**What needs to be done:** Output the data word for word, dropping every image.

(Dataset items)
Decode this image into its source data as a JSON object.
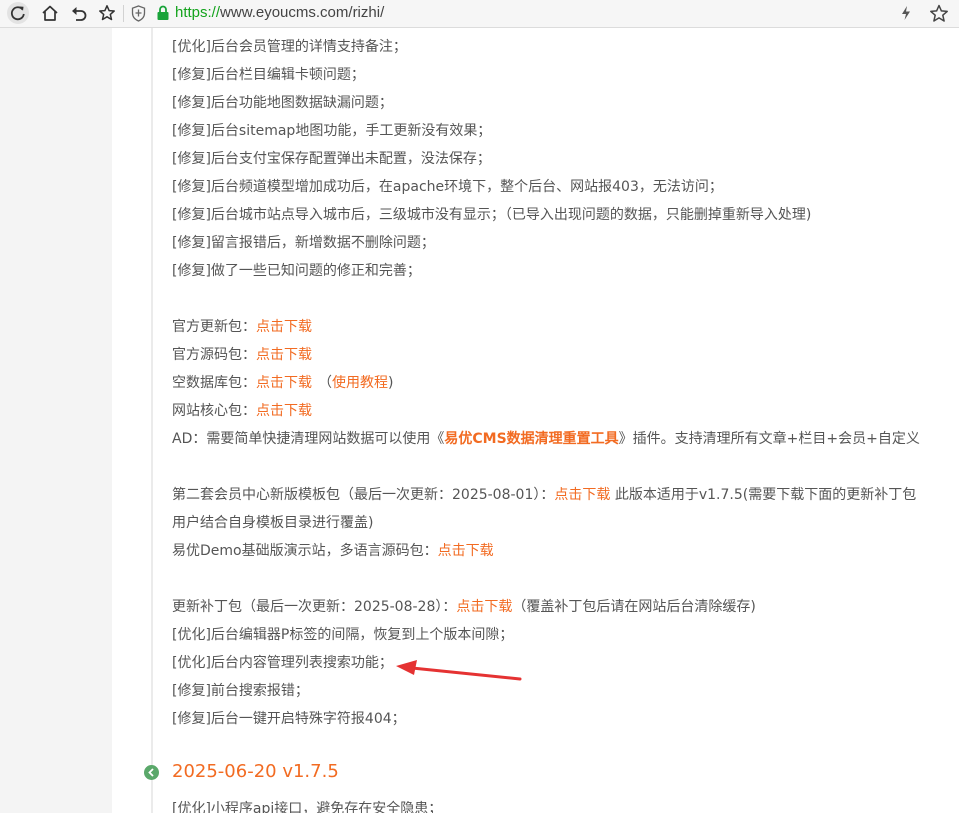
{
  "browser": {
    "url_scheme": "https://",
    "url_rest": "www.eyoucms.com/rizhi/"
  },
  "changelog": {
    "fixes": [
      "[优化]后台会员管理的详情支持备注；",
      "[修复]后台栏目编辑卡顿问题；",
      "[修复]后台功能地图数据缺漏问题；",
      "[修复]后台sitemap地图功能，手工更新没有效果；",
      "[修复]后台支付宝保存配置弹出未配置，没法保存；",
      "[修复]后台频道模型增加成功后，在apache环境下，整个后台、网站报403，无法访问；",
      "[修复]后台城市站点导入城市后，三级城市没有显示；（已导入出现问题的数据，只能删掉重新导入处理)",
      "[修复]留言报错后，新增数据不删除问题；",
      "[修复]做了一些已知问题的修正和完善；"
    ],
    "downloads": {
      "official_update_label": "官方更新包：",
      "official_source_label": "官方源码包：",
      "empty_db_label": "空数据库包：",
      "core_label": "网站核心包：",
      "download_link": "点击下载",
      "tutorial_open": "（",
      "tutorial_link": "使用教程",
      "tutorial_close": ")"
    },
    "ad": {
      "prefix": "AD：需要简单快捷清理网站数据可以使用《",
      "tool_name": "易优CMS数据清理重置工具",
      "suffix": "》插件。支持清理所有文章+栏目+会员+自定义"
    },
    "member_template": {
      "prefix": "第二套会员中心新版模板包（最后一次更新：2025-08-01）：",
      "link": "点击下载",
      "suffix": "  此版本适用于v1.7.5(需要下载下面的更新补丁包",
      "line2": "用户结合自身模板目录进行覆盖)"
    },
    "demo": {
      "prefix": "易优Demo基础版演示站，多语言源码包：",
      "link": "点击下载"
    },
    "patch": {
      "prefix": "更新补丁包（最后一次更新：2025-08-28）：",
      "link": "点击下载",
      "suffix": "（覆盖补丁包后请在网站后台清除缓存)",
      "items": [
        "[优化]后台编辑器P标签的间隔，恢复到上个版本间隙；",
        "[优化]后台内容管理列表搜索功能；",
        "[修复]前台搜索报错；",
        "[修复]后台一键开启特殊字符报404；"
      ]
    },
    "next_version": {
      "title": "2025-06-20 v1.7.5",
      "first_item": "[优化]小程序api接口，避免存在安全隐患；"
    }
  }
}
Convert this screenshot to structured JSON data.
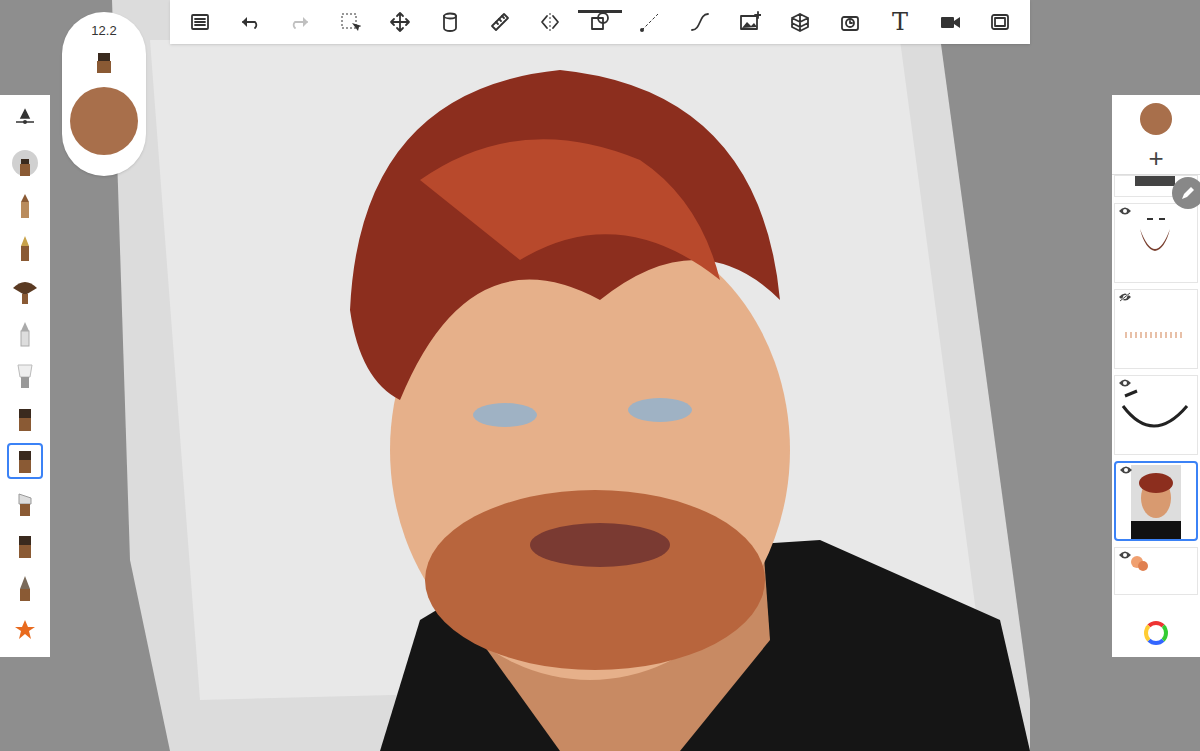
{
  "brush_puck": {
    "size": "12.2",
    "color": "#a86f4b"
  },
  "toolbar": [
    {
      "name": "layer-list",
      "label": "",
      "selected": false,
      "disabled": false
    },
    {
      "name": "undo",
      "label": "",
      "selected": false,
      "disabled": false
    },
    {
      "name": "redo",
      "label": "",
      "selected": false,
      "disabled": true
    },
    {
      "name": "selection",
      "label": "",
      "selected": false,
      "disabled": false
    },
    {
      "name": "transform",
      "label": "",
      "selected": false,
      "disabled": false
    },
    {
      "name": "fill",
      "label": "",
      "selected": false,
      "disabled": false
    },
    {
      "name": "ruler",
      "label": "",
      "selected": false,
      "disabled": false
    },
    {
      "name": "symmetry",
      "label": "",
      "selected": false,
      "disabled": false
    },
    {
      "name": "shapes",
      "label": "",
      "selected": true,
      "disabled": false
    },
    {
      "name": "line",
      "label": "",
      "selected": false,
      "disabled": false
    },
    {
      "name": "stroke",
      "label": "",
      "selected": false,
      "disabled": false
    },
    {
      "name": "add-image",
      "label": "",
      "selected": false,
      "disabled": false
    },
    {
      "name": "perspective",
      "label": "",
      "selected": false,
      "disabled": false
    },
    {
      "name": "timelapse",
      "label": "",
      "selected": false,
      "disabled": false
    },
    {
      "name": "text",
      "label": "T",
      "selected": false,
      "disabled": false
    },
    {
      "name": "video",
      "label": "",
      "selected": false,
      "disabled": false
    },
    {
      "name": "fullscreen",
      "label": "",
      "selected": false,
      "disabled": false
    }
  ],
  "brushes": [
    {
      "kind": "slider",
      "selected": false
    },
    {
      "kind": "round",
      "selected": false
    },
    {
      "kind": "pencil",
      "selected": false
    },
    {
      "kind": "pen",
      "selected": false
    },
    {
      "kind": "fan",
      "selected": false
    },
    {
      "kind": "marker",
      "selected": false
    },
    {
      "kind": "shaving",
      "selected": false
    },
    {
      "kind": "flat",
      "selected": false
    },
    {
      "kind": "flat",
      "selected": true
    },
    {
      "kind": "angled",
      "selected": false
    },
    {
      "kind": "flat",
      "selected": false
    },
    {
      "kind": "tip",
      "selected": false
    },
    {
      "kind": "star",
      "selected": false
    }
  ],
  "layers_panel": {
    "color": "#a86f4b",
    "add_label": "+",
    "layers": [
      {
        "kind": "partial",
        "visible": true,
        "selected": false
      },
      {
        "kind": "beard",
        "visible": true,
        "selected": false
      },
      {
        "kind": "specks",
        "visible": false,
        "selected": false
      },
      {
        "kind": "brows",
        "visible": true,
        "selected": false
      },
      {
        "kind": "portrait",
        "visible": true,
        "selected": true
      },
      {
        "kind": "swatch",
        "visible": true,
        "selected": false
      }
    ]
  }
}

**Result of the exercise:**
Decode this image into its source data as a JSON object.
{
  "browser": {
    "url_scheme": "https://",
    "url_rest": "www.eyoucms.com/rizhi/"
  },
  "changelog": {
    "fixes": [
      "[优化]后台会员管理的详情支持备注；",
      "[修复]后台栏目编辑卡顿问题；",
      "[修复]后台功能地图数据缺漏问题；",
      "[修复]后台sitemap地图功能，手工更新没有效果；",
      "[修复]后台支付宝保存配置弹出未配置，没法保存；",
      "[修复]后台频道模型增加成功后，在apache环境下，整个后台、网站报403，无法访问；",
      "[修复]后台城市站点导入城市后，三级城市没有显示；（已导入出现问题的数据，只能删掉重新导入处理)",
      "[修复]留言报错后，新增数据不删除问题；",
      "[修复]做了一些已知问题的修正和完善；"
    ],
    "downloads": {
      "official_update_label": "官方更新包：",
      "official_source_label": "官方源码包：",
      "empty_db_label": "空数据库包：",
      "core_label": "网站核心包：",
      "download_link": "点击下载",
      "tutorial_open": "（",
      "tutorial_link": "使用教程",
      "tutorial_close": ")"
    },
    "ad": {
      "prefix": "AD：需要简单快捷清理网站数据可以使用《",
      "tool_name": "易优CMS数据清理重置工具",
      "suffix": "》插件。支持清理所有文章+栏目+会员+自定义"
    },
    "member_template": {
      "prefix": "第二套会员中心新版模板包（最后一次更新：2025-08-01）：",
      "link": "点击下载",
      "suffix": "  此版本适用于v1.7.5(需要下载下面的更新补丁包",
      "line2": "用户结合自身模板目录进行覆盖)"
    },
    "demo": {
      "prefix": "易优Demo基础版演示站，多语言源码包：",
      "link": "点击下载"
    },
    "patch": {
      "prefix": "更新补丁包（最后一次更新：2025-08-28）：",
      "link": "点击下载",
      "suffix": "（覆盖补丁包后请在网站后台清除缓存)",
      "items": [
        "[优化]后台编辑器P标签的间隔，恢复到上个版本间隙；",
        "[优化]后台内容管理列表搜索功能；",
        "[修复]前台搜索报错；",
        "[修复]后台一键开启特殊字符报404；"
      ]
    },
    "next_version": {
      "title": "2025-06-20 v1.7.5",
      "first_item": "[优化]小程序api接口，避免存在安全隐患；"
    }
  }
}
Convert this screenshot to structured JSON data.
{
  "brush_puck": {
    "size": "12.2",
    "color": "#a86f4b"
  },
  "toolbar": [
    {
      "name": "layer-list",
      "label": "",
      "selected": false,
      "disabled": false
    },
    {
      "name": "undo",
      "label": "",
      "selected": false,
      "disabled": false
    },
    {
      "name": "redo",
      "label": "",
      "selected": false,
      "disabled": true
    },
    {
      "name": "selection",
      "label": "",
      "selected": false,
      "disabled": false
    },
    {
      "name": "transform",
      "label": "",
      "selected": false,
      "disabled": false
    },
    {
      "name": "fill",
      "label": "",
      "selected": false,
      "disabled": false
    },
    {
      "name": "ruler",
      "label": "",
      "selected": false,
      "disabled": false
    },
    {
      "name": "symmetry",
      "label": "",
      "selected": false,
      "disabled": false
    },
    {
      "name": "shapes",
      "label": "",
      "selected": true,
      "disabled": false
    },
    {
      "name": "line",
      "label": "",
      "selected": false,
      "disabled": false
    },
    {
      "name": "stroke",
      "label": "",
      "selected": false,
      "disabled": false
    },
    {
      "name": "add-image",
      "label": "",
      "selected": false,
      "disabled": false
    },
    {
      "name": "perspective",
      "label": "",
      "selected": false,
      "disabled": false
    },
    {
      "name": "timelapse",
      "label": "",
      "selected": false,
      "disabled": false
    },
    {
      "name": "text",
      "label": "T",
      "selected": false,
      "disabled": false
    },
    {
      "name": "video",
      "label": "",
      "selected": false,
      "disabled": false
    },
    {
      "name": "fullscreen",
      "label": "",
      "selected": false,
      "disabled": false
    }
  ],
  "brushes": [
    {
      "kind": "slider",
      "selected": false
    },
    {
      "kind": "round",
      "selected": false
    },
    {
      "kind": "pencil",
      "selected": false
    },
    {
      "kind": "pen",
      "selected": false
    },
    {
      "kind": "fan",
      "selected": false
    },
    {
      "kind": "marker",
      "selected": false
    },
    {
      "kind": "shaving",
      "selected": false
    },
    {
      "kind": "flat",
      "selected": false
    },
    {
      "kind": "flat",
      "selected": true
    },
    {
      "kind": "angled",
      "selected": false
    },
    {
      "kind": "flat",
      "selected": false
    },
    {
      "kind": "tip",
      "selected": false
    },
    {
      "kind": "star",
      "selected": false
    }
  ],
  "layers_panel": {
    "color": "#a86f4b",
    "add_label": "+",
    "layers": [
      {
        "kind": "partial",
        "visible": true,
        "selected": false
      },
      {
        "kind": "beard",
        "visible": true,
        "selected": false
      },
      {
        "kind": "specks",
        "visible": false,
        "selected": false
      },
      {
        "kind": "brows",
        "visible": true,
        "selected": false
      },
      {
        "kind": "portrait",
        "visible": true,
        "selected": true
      },
      {
        "kind": "swatch",
        "visible": true,
        "selected": false
      }
    ]
  }
}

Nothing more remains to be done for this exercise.